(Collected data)
%%
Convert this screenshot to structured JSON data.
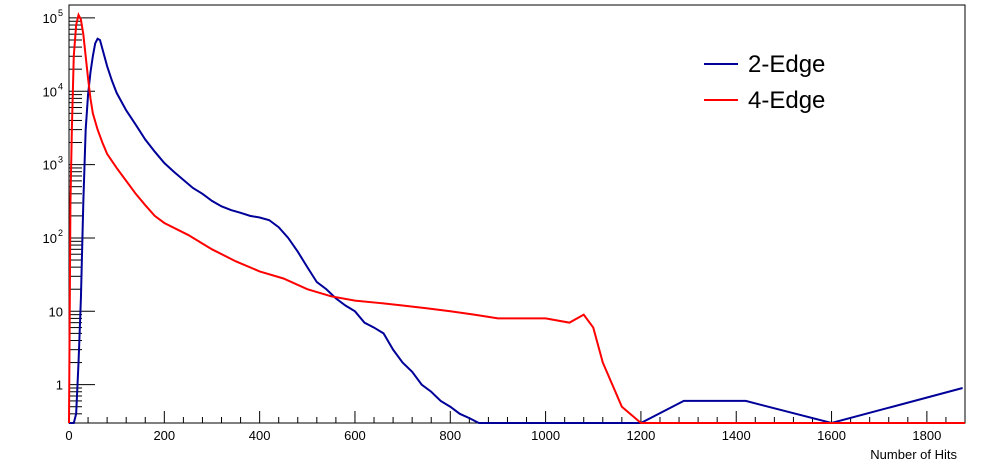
{
  "chart_data": {
    "type": "line",
    "title": "",
    "xlabel": "Number of Hits",
    "ylabel": "",
    "xlim": [
      0,
      1880
    ],
    "ylim": [
      0.3,
      150000
    ],
    "y_scale": "log",
    "grid": false,
    "legend_position": "top-right",
    "x_ticks": [
      0,
      200,
      400,
      600,
      800,
      1000,
      1200,
      1400,
      1600,
      1800
    ],
    "y_ticks": [
      {
        "value": 1,
        "label": "1",
        "exp": ""
      },
      {
        "value": 10,
        "label": "10",
        "exp": ""
      },
      {
        "value": 100,
        "label": "10",
        "exp": "2"
      },
      {
        "value": 1000,
        "label": "10",
        "exp": "3"
      },
      {
        "value": 10000,
        "label": "10",
        "exp": "4"
      },
      {
        "value": 100000,
        "label": "10",
        "exp": "5"
      }
    ],
    "series": [
      {
        "name": "2-Edge",
        "color": "#000099",
        "x": [
          0,
          5,
          10,
          15,
          20,
          25,
          30,
          35,
          40,
          45,
          50,
          55,
          60,
          65,
          70,
          80,
          90,
          100,
          120,
          140,
          160,
          180,
          200,
          220,
          240,
          260,
          280,
          300,
          320,
          340,
          360,
          380,
          400,
          420,
          440,
          460,
          480,
          500,
          520,
          540,
          560,
          580,
          600,
          620,
          640,
          660,
          680,
          700,
          720,
          740,
          760,
          780,
          800,
          820,
          840,
          860,
          880,
          900,
          1000,
          1100,
          1200,
          1290,
          1320,
          1345,
          1355,
          1420,
          1600,
          1875
        ],
        "values": [
          0,
          0,
          0,
          0.4,
          2,
          15,
          300,
          3000,
          9000,
          18000,
          30000,
          45000,
          52000,
          50000,
          38000,
          22000,
          14000,
          9500,
          5500,
          3500,
          2200,
          1500,
          1050,
          800,
          620,
          480,
          400,
          320,
          270,
          240,
          220,
          200,
          190,
          175,
          140,
          100,
          65,
          40,
          25,
          20,
          15,
          12,
          10,
          7,
          6,
          5,
          3,
          2,
          1.5,
          1,
          0.8,
          0.6,
          0.5,
          0.4,
          0.35,
          0.3,
          0,
          0.3,
          0,
          0,
          0,
          0.6,
          0.6,
          0.6,
          0.6,
          0.6,
          0,
          0.9
        ]
      },
      {
        "name": "4-Edge",
        "color": "#ff0000",
        "x": [
          0,
          3,
          6,
          10,
          15,
          20,
          25,
          30,
          35,
          40,
          45,
          50,
          60,
          70,
          80,
          100,
          120,
          140,
          160,
          180,
          200,
          250,
          300,
          350,
          400,
          450,
          500,
          550,
          600,
          650,
          700,
          750,
          800,
          850,
          900,
          950,
          1000,
          1050,
          1080,
          1100,
          1120,
          1140,
          1160,
          1200,
          1880
        ],
        "values": [
          0.3,
          300,
          3000,
          30000,
          80000,
          110000,
          95000,
          60000,
          30000,
          15000,
          8000,
          5000,
          3000,
          2000,
          1400,
          900,
          600,
          400,
          280,
          200,
          160,
          110,
          70,
          48,
          35,
          28,
          20,
          16,
          14,
          13,
          12,
          11,
          10,
          9,
          8,
          8,
          8,
          7,
          9,
          6,
          2,
          1,
          0.5,
          0,
          0
        ]
      }
    ]
  }
}
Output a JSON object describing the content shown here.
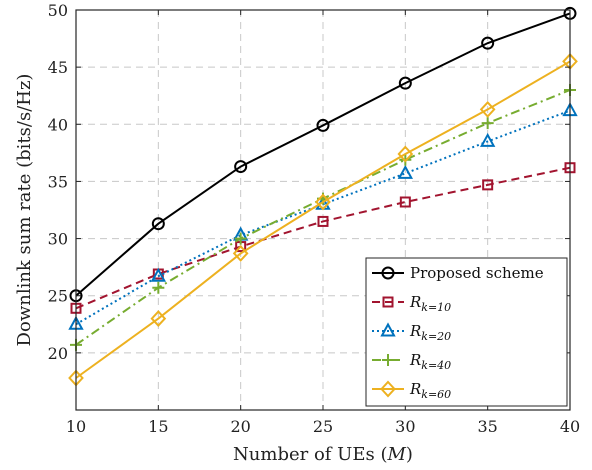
%%
### Task objective
What comes back should match the records exactly, minus any pictures.

### The answer
Convert this screenshot to structured JSON data.
{
  "chart_data": {
    "type": "line",
    "title": "",
    "xlabel": "Number of Hits",
    "ylabel": "",
    "xlim": [
      0,
      1880
    ],
    "ylim": [
      0.3,
      150000
    ],
    "y_scale": "log",
    "grid": false,
    "legend_position": "top-right",
    "x_ticks": [
      0,
      200,
      400,
      600,
      800,
      1000,
      1200,
      1400,
      1600,
      1800
    ],
    "y_ticks": [
      {
        "value": 1,
        "label": "1",
        "exp": ""
      },
      {
        "value": 10,
        "label": "10",
        "exp": ""
      },
      {
        "value": 100,
        "label": "10",
        "exp": "2"
      },
      {
        "value": 1000,
        "label": "10",
        "exp": "3"
      },
      {
        "value": 10000,
        "label": "10",
        "exp": "4"
      },
      {
        "value": 100000,
        "label": "10",
        "exp": "5"
      }
    ],
    "series": [
      {
        "name": "2-Edge",
        "color": "#000099",
        "x": [
          0,
          5,
          10,
          15,
          20,
          25,
          30,
          35,
          40,
          45,
          50,
          55,
          60,
          65,
          70,
          80,
          90,
          100,
          120,
          140,
          160,
          180,
          200,
          220,
          240,
          260,
          280,
          300,
          320,
          340,
          360,
          380,
          400,
          420,
          440,
          460,
          480,
          500,
          520,
          540,
          560,
          580,
          600,
          620,
          640,
          660,
          680,
          700,
          720,
          740,
          760,
          780,
          800,
          820,
          840,
          860,
          880,
          900,
          1000,
          1100,
          1200,
          1290,
          1320,
          1345,
          1355,
          1420,
          1600,
          1875
        ],
        "values": [
          0,
          0,
          0,
          0.4,
          2,
          15,
          300,
          3000,
          9000,
          18000,
          30000,
          45000,
          52000,
          50000,
          38000,
          22000,
          14000,
          9500,
          5500,
          3500,
          2200,
          1500,
          1050,
          800,
          620,
          480,
          400,
          320,
          270,
          240,
          220,
          200,
          190,
          175,
          140,
          100,
          65,
          40,
          25,
          20,
          15,
          12,
          10,
          7,
          6,
          5,
          3,
          2,
          1.5,
          1,
          0.8,
          0.6,
          0.5,
          0.4,
          0.35,
          0.3,
          0,
          0.3,
          0,
          0,
          0,
          0.6,
          0.6,
          0.6,
          0.6,
          0.6,
          0,
          0.9
        ]
      },
      {
        "name": "4-Edge",
        "color": "#ff0000",
        "x": [
          0,
          3,
          6,
          10,
          15,
          20,
          25,
          30,
          35,
          40,
          45,
          50,
          60,
          70,
          80,
          100,
          120,
          140,
          160,
          180,
          200,
          250,
          300,
          350,
          400,
          450,
          500,
          550,
          600,
          650,
          700,
          750,
          800,
          850,
          900,
          950,
          1000,
          1050,
          1080,
          1100,
          1120,
          1140,
          1160,
          1200,
          1880
        ],
        "values": [
          0.3,
          300,
          3000,
          30000,
          80000,
          110000,
          95000,
          60000,
          30000,
          15000,
          8000,
          5000,
          3000,
          2000,
          1400,
          900,
          600,
          400,
          280,
          200,
          160,
          110,
          70,
          48,
          35,
          28,
          20,
          16,
          14,
          13,
          12,
          11,
          10,
          9,
          8,
          8,
          8,
          7,
          9,
          6,
          2,
          1,
          0.5,
          0,
          0
        ]
      }
    ]
  }
}
Output a JSON object describing the content shown here.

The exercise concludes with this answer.